### Stored rows ###
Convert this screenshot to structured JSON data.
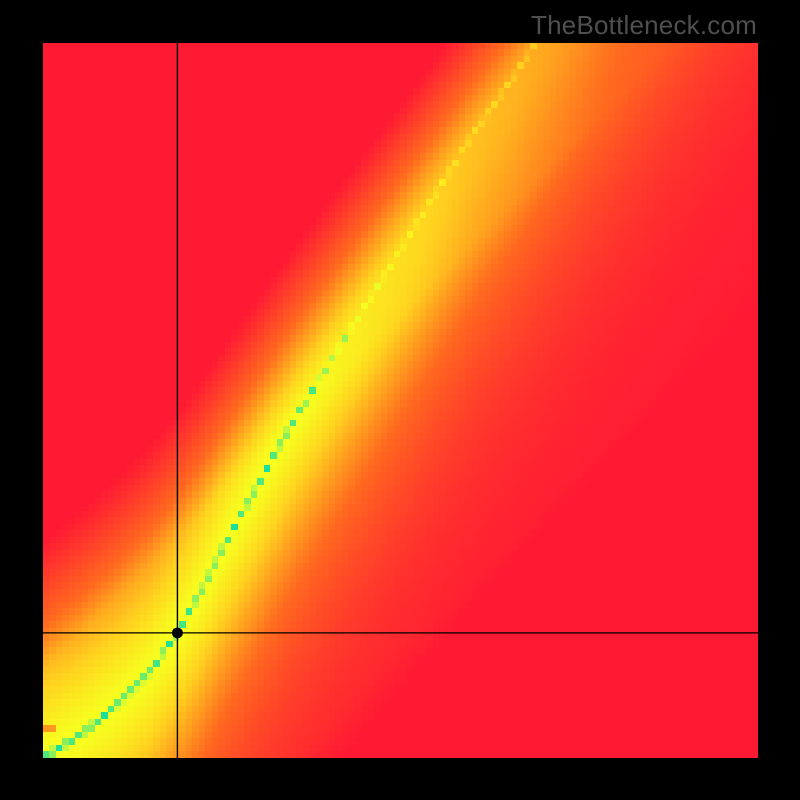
{
  "watermark": "TheBottleneck.com",
  "chart_data": {
    "type": "heatmap",
    "title": "",
    "xlabel": "",
    "ylabel": "",
    "xlim": [
      0,
      1
    ],
    "ylim": [
      0,
      1
    ],
    "crosshair": {
      "x": 0.188,
      "y": 0.175
    },
    "marker": {
      "x": 0.188,
      "y": 0.175
    },
    "optimal_curve": [
      {
        "x": 0.0,
        "y": 0.0
      },
      {
        "x": 0.05,
        "y": 0.03
      },
      {
        "x": 0.1,
        "y": 0.07
      },
      {
        "x": 0.15,
        "y": 0.12
      },
      {
        "x": 0.188,
        "y": 0.175
      },
      {
        "x": 0.22,
        "y": 0.23
      },
      {
        "x": 0.25,
        "y": 0.29
      },
      {
        "x": 0.3,
        "y": 0.38
      },
      {
        "x": 0.35,
        "y": 0.47
      },
      {
        "x": 0.4,
        "y": 0.55
      },
      {
        "x": 0.45,
        "y": 0.63
      },
      {
        "x": 0.5,
        "y": 0.71
      },
      {
        "x": 0.55,
        "y": 0.79
      },
      {
        "x": 0.6,
        "y": 0.87
      },
      {
        "x": 0.65,
        "y": 0.94
      },
      {
        "x": 0.69,
        "y": 1.0
      }
    ],
    "band_width_norm": 0.06,
    "gradient_stops": [
      {
        "t": 0.0,
        "color": "#ff1a33"
      },
      {
        "t": 0.4,
        "color": "#ff6a1f"
      },
      {
        "t": 0.7,
        "color": "#ffd21f"
      },
      {
        "t": 0.88,
        "color": "#f7ff1f"
      },
      {
        "t": 1.0,
        "color": "#18e09a"
      }
    ],
    "grid_resolution": 110
  }
}
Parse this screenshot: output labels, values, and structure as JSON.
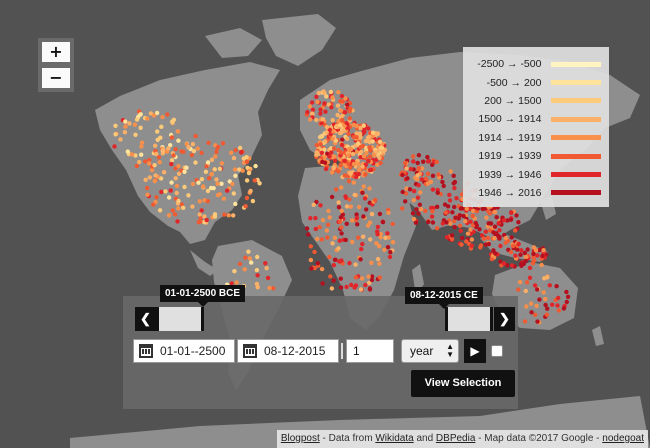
{
  "zoom": {
    "in_label": "+",
    "out_label": "−"
  },
  "legend": {
    "items": [
      {
        "label": "-2500 → -500",
        "color": "#fff4c2"
      },
      {
        "label": "-500 → 200",
        "color": "#fee39c"
      },
      {
        "label": "200 → 1500",
        "color": "#fdca7a"
      },
      {
        "label": "1500 → 1914",
        "color": "#fbb068"
      },
      {
        "label": "1914 → 1919",
        "color": "#f8904c"
      },
      {
        "label": "1919 → 1939",
        "color": "#f05a33"
      },
      {
        "label": "1939 → 1946",
        "color": "#e0262a"
      },
      {
        "label": "1946 → 2016",
        "color": "#b4101f"
      }
    ]
  },
  "timeline": {
    "start_tip": "01-01-2500 BCE",
    "end_tip": "08-12-2015 CE",
    "prev_icon": "chevron-left-icon",
    "next_icon": "chevron-right-icon",
    "prev_label": "❮",
    "next_label": "❯",
    "start_date": "01-01--2500",
    "end_date": "08-12-2015",
    "step_value": "1",
    "step_unit": "year",
    "play_label": "▶",
    "view_button": "View Selection"
  },
  "attribution": {
    "blogpost": "Blogpost",
    "data_from": " - Data from ",
    "wikidata": "Wikidata",
    "and": " and ",
    "dbpedia": "DBPedia",
    "map_data": " - Map data ©2017 Google - ",
    "nodegoat": "nodegoat"
  },
  "colors": {
    "background": "#525252",
    "land": "#8e8e8e",
    "panel": "#686868"
  }
}
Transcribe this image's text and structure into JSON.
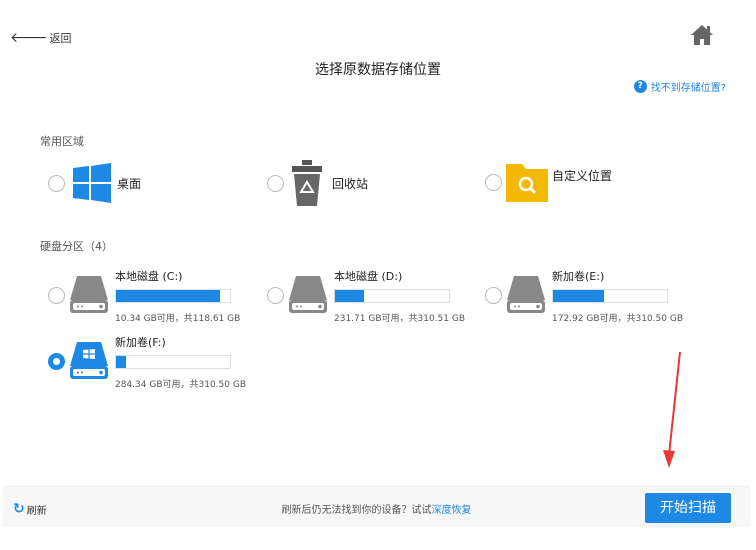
{
  "header": {
    "back_label": "返回",
    "title": "选择原数据存储位置",
    "help_label": "找不到存储位置?"
  },
  "common": {
    "title": "常用区域",
    "items": [
      {
        "label": "桌面",
        "icon": "windows-icon"
      },
      {
        "label": "回收站",
        "icon": "recycle-bin-icon"
      },
      {
        "label": "自定义位置",
        "icon": "folder-search-icon"
      }
    ]
  },
  "disks": {
    "title": "硬盘分区（4）",
    "items": [
      {
        "name": "本地磁盘 (C:)",
        "caption": "10.34 GB可用，共118.61 GB",
        "used_fraction": 0.913,
        "selected": false
      },
      {
        "name": "本地磁盘 (D:)",
        "caption": "231.71 GB可用，共310.51 GB",
        "used_fraction": 0.254,
        "selected": false
      },
      {
        "name": "新加卷(E:)",
        "caption": "172.92 GB可用，共310.50 GB",
        "used_fraction": 0.443,
        "selected": false
      },
      {
        "name": "新加卷(F:)",
        "caption": "284.34 GB可用，共310.50 GB",
        "used_fraction": 0.084,
        "selected": true
      }
    ]
  },
  "footer": {
    "refresh_label": "刷新",
    "hint": "刷新后仍无法找到你的设备？试试",
    "hint_link": "深度恢复",
    "scan_label": "开始扫描"
  },
  "colors": {
    "accent": "#1e88e5",
    "folder": "#f5b800",
    "annotation": "#e53935"
  }
}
###
Everything from the line with "Transcribe this image's" through the end of the records above, and nothing else, is to be quoted exactly; please leave the pictures out.

Solved exercise.
Transcribe this image's text and structure into JSON.
{
  "header": {
    "back_label": "返回",
    "title": "选择原数据存储位置",
    "help_label": "找不到存储位置?"
  },
  "common": {
    "title": "常用区域",
    "items": [
      {
        "label": "桌面",
        "icon": "windows-icon"
      },
      {
        "label": "回收站",
        "icon": "recycle-bin-icon"
      },
      {
        "label": "自定义位置",
        "icon": "folder-search-icon"
      }
    ]
  },
  "disks": {
    "title": "硬盘分区（4）",
    "items": [
      {
        "name": "本地磁盘 (C:)",
        "caption": "10.34 GB可用，共118.61 GB",
        "used_fraction": 0.913,
        "selected": false
      },
      {
        "name": "本地磁盘 (D:)",
        "caption": "231.71 GB可用，共310.51 GB",
        "used_fraction": 0.254,
        "selected": false
      },
      {
        "name": "新加卷(E:)",
        "caption": "172.92 GB可用，共310.50 GB",
        "used_fraction": 0.443,
        "selected": false
      },
      {
        "name": "新加卷(F:)",
        "caption": "284.34 GB可用，共310.50 GB",
        "used_fraction": 0.084,
        "selected": true
      }
    ]
  },
  "footer": {
    "refresh_label": "刷新",
    "hint": "刷新后仍无法找到你的设备？试试",
    "hint_link": "深度恢复",
    "scan_label": "开始扫描"
  },
  "colors": {
    "accent": "#1e88e5",
    "folder": "#f5b800",
    "annotation": "#e53935"
  }
}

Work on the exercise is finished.